• _EXERCISE OBJECTIVE_:
How many of the lines here include "opacity"? Answer with a single number.

Data records
_ _ _

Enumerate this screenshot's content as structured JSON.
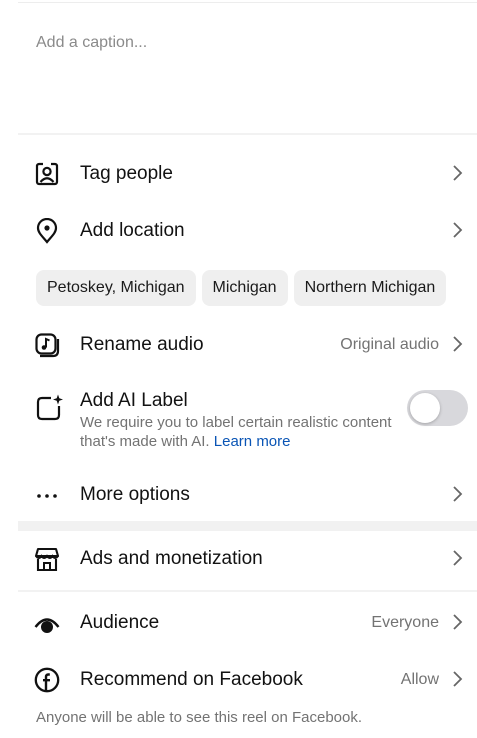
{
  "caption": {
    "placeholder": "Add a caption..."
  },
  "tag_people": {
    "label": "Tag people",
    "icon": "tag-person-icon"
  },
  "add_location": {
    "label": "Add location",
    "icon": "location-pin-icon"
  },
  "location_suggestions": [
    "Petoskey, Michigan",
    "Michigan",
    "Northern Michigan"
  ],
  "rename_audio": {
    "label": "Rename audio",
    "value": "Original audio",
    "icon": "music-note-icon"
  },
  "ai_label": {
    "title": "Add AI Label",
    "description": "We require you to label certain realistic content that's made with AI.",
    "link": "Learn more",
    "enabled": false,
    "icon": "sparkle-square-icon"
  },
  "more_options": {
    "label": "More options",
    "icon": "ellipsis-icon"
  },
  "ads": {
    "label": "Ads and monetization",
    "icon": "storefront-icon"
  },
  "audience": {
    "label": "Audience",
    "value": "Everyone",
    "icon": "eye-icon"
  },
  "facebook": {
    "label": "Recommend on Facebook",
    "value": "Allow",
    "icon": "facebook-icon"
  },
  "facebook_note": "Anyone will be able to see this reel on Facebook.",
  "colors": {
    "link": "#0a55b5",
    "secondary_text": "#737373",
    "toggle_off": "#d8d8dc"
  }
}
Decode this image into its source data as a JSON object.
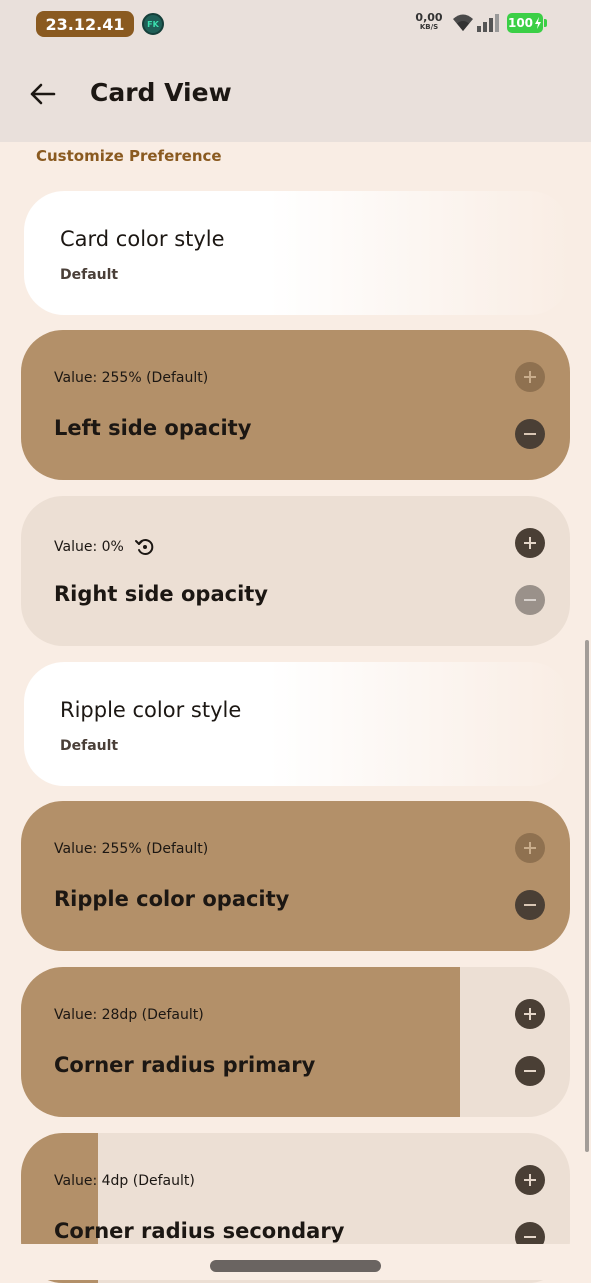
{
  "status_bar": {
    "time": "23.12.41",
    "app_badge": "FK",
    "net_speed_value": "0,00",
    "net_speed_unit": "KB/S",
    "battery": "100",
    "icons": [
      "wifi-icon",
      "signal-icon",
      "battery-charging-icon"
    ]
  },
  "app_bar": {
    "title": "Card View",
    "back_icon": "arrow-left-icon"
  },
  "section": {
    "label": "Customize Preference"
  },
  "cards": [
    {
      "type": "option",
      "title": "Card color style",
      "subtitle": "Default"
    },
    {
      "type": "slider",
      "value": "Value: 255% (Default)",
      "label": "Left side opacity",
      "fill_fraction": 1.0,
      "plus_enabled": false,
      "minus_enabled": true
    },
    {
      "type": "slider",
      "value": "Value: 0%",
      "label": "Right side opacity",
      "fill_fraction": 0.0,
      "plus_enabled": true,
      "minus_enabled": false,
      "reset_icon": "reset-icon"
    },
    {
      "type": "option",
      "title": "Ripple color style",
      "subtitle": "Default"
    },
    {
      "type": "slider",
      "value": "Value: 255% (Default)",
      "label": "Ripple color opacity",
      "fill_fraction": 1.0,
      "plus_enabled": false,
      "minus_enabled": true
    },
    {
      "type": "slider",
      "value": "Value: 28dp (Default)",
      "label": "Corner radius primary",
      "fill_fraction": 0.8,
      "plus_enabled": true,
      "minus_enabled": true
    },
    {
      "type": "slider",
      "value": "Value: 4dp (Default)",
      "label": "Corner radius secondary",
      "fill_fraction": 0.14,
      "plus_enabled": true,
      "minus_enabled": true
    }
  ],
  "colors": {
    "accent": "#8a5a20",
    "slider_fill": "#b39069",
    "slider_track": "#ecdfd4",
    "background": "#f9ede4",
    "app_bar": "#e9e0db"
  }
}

_ _ _

• _SOLVED PROBLEM_:
3